# [To be done]
Provide the data again in its entirety, exactly as given.

--- BEGIN ---

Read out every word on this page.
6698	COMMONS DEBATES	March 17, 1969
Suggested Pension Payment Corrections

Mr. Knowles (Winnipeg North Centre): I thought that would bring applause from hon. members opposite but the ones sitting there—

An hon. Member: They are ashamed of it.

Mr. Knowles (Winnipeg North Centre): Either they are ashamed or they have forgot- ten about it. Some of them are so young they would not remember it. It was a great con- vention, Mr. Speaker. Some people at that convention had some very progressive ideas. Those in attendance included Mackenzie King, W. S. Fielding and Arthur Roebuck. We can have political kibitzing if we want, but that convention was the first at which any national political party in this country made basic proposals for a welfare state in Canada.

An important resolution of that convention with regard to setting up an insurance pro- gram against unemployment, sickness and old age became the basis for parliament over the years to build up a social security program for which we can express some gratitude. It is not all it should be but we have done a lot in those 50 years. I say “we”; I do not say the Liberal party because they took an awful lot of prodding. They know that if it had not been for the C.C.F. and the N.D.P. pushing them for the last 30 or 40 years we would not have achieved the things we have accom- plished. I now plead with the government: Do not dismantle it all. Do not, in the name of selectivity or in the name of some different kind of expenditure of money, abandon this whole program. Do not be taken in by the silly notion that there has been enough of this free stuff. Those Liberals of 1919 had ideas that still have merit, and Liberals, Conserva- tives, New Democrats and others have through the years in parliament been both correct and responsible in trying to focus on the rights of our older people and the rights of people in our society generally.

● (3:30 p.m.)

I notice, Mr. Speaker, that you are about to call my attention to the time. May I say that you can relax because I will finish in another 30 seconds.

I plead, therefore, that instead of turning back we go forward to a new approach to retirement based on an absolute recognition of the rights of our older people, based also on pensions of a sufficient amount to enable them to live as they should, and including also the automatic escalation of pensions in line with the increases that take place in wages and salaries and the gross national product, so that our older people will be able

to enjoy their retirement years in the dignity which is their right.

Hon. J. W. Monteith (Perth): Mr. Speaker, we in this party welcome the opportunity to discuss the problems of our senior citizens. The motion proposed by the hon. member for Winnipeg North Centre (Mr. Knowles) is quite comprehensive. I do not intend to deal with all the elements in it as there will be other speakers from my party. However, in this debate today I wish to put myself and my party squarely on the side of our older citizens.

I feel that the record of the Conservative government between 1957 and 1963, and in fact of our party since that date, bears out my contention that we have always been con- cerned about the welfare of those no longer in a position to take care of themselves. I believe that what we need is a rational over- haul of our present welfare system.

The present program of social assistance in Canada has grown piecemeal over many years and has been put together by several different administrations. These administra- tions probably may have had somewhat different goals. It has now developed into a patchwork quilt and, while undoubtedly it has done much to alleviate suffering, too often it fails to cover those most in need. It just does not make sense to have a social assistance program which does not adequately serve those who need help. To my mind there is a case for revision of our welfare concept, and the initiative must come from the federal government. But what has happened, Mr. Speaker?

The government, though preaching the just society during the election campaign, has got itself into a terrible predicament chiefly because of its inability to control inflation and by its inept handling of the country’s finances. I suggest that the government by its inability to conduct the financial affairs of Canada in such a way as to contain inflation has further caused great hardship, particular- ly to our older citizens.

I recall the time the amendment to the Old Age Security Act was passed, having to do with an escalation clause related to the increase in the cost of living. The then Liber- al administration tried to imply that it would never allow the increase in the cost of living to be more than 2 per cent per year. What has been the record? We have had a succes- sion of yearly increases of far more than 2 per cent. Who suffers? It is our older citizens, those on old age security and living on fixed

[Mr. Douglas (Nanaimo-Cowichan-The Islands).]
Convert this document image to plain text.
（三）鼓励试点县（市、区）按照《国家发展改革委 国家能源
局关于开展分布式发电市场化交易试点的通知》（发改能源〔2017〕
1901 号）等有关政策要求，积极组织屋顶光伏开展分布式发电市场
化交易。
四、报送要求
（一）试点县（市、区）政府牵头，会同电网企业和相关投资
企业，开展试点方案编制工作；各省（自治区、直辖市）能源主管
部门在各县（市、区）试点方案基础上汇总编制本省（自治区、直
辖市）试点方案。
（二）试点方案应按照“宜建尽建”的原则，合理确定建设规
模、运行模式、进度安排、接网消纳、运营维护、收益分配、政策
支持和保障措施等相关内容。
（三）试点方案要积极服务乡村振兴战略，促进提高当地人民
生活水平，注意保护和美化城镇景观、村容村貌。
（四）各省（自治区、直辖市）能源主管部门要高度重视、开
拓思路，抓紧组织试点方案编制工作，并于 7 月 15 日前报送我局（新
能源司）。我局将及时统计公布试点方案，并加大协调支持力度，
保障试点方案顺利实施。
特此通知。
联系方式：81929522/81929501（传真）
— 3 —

--- END ---

# [Exercise answer]
Read out every word on this page.
6698	COMMONS DEBATES	March 17, 1969
Suggested Pension Payment Corrections

Mr. Knowles (Winnipeg North Centre): I thought that would bring applause from hon. members opposite but the ones sitting there—

An hon. Member: They are ashamed of it.

Mr. Knowles (Winnipeg North Centre): Either they are ashamed or they have forgot- ten about it. Some of them are so young they would not remember it. It was a great con- vention, Mr. Speaker. Some people at that convention had some very progressive ideas. Those in attendance included Mackenzie King, W. S. Fielding and Arthur Roebuck. We can have political kibitzing if we want, but that convention was the first at which any national political party in this country made basic proposals for a welfare state in Canada.

An important resolution of that convention with regard to setting up an insurance pro- gram against unemployment, sickness and old age became the basis for parliament over the years to build up a social security program for which we can express some gratitude. It is not all it should be but we have done a lot in those 50 years. I say “we”; I do not say the Liberal party because they took an awful lot of prodding. They know that if it had not been for the C.C.F. and the N.D.P. pushing them for the last 30 or 40 years we would not have achieved the things we have accom- plished. I now plead with the government: Do not dismantle it all. Do not, in the name of selectivity or in the name of some different kind of expenditure of money, abandon this whole program. Do not be taken in by the silly notion that there has been enough of this free stuff. Those Liberals of 1919 had ideas that still have merit, and Liberals, Conserva- tives, New Democrats and others have through the years in parliament been both correct and responsible in trying to focus on the rights of our older people and the rights of people in our society generally.

● (3:30 p.m.)

I notice, Mr. Speaker, that you are about to call my attention to the time. May I say that you can relax because I will finish in another 30 seconds.

I plead, therefore, that instead of turning back we go forward to a new approach to retirement based on an absolute recognition of the rights of our older people, based also on pensions of a sufficient amount to enable them to live as they should, and including also the automatic escalation of pensions in line with the increases that take place in wages and salaries and the gross national product, so that our older people will be able

to enjoy their retirement years in the dignity which is their right.

Hon. J. W. Monteith (Perth): Mr. Speaker, we in this party welcome the opportunity to discuss the problems of our senior citizens. The motion proposed by the hon. member for Winnipeg North Centre (Mr. Knowles) is quite comprehensive. I do not intend to deal with all the elements in it as there will be other speakers from my party. However, in this debate today I wish to put myself and my party squarely on the side of our older citizens.

I feel that the record of the Conservative government between 1957 and 1963, and in fact of our party since that date, bears out my contention that we have always been con- cerned about the welfare of those no longer in a position to take care of themselves. I believe that what we need is a rational over- haul of our present welfare system.

The present program of social assistance in Canada has grown piecemeal over many years and has been put together by several different administrations. These administra- tions probably may have had somewhat different goals. It has now developed into a patchwork quilt and, while undoubtedly it has done much to alleviate suffering, too often it fails to cover those most in need. It just does not make sense to have a social assistance program which does not adequately serve those who need help. To my mind there is a case for revision of our welfare concept, and the initiative must come from the federal government. But what has happened, Mr. Speaker?

The government, though preaching the just society during the election campaign, has got itself into a terrible predicament chiefly because of its inability to control inflation and by its inept handling of the country’s finances. I suggest that the government by its inability to conduct the financial affairs of Canada in such a way as to contain inflation has further caused great hardship, particular- ly to our older citizens.

I recall the time the amendment to the Old Age Security Act was passed, having to do with an escalation clause related to the increase in the cost of living. The then Liber- al administration tried to imply that it would never allow the increase in the cost of living to be more than 2 per cent per year. What has been the record? We have had a succes- sion of yearly increases of far more than 2 per cent. Who suffers? It is our older citizens, those on old age security and living on fixed

[Mr. Douglas (Nanaimo-Cowichan-The Islands).]
Convert this document image to plain text.
（三）鼓励试点县（市、区）按照《国家发展改革委 国家能源
局关于开展分布式发电市场化交易试点的通知》（发改能源〔2017〕
1901 号）等有关政策要求，积极组织屋顶光伏开展分布式发电市场
化交易。
四、报送要求
（一）试点县（市、区）政府牵头，会同电网企业和相关投资
企业，开展试点方案编制工作；各省（自治区、直辖市）能源主管
部门在各县（市、区）试点方案基础上汇总编制本省（自治区、直
辖市）试点方案。
（二）试点方案应按照“宜建尽建”的原则，合理确定建设规
模、运行模式、进度安排、接网消纳、运营维护、收益分配、政策
支持和保障措施等相关内容。
（三）试点方案要积极服务乡村振兴战略，促进提高当地人民
生活水平，注意保护和美化城镇景观、村容村貌。
（四）各省（自治区、直辖市）能源主管部门要高度重视、开
拓思路，抓紧组织试点方案编制工作，并于 7 月 15 日前报送我局（新
能源司）。我局将及时统计公布试点方案，并加大协调支持力度，
保障试点方案顺利实施。
特此通知。
联系方式：81929522/81929501（传真）
— 3 —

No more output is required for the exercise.